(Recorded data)
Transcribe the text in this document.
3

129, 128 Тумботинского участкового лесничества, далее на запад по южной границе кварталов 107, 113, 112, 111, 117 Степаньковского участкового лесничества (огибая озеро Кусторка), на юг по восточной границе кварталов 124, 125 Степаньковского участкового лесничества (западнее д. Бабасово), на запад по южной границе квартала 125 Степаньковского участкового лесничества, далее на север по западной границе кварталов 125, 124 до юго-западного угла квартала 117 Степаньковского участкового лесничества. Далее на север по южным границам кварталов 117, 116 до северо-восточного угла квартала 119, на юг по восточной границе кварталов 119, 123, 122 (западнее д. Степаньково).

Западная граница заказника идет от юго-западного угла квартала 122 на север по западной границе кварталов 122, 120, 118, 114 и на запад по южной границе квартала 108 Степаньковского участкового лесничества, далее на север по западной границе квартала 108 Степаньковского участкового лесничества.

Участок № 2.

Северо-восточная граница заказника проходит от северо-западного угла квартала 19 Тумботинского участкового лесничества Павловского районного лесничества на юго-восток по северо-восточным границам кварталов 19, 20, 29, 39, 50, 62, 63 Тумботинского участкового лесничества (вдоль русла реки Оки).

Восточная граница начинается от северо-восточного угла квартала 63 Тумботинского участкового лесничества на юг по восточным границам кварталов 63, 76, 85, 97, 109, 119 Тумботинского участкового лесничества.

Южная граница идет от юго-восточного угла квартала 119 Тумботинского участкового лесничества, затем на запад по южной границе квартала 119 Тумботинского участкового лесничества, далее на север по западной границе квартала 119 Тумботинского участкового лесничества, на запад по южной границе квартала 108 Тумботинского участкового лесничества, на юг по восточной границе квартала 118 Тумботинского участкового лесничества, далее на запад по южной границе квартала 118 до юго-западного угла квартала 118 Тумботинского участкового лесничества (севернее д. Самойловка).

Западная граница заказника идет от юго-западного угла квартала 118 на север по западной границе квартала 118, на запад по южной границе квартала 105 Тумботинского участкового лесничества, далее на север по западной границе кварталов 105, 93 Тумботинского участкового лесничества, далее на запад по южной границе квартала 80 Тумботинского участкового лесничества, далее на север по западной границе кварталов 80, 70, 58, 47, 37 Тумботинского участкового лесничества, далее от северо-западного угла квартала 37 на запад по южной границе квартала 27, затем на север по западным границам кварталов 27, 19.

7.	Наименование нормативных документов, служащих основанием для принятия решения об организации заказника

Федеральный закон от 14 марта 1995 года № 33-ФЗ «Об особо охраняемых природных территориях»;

Exercise requirements:
Isolate each line of the listing above that includes "восточным". Copy it.

Solution to this task:
Северо-восточная граница заказника проходит от северо-западного угла квартала 19 Тумботинского участкового лесничества Павловского районного лесничества на юго-восток по северо-восточным границам кварталов 19, 20, 29, 39, 50, 62, 63 Тумботинского участкового лесничества (вдоль русла реки Оки).
Восточная граница начинается от северо-восточного угла квартала 63 Тумботинского участкового лесничества на юг по восточным границам кварталов 63, 76, 85, 97, 109, 119 Тумботинского участкового лесничества.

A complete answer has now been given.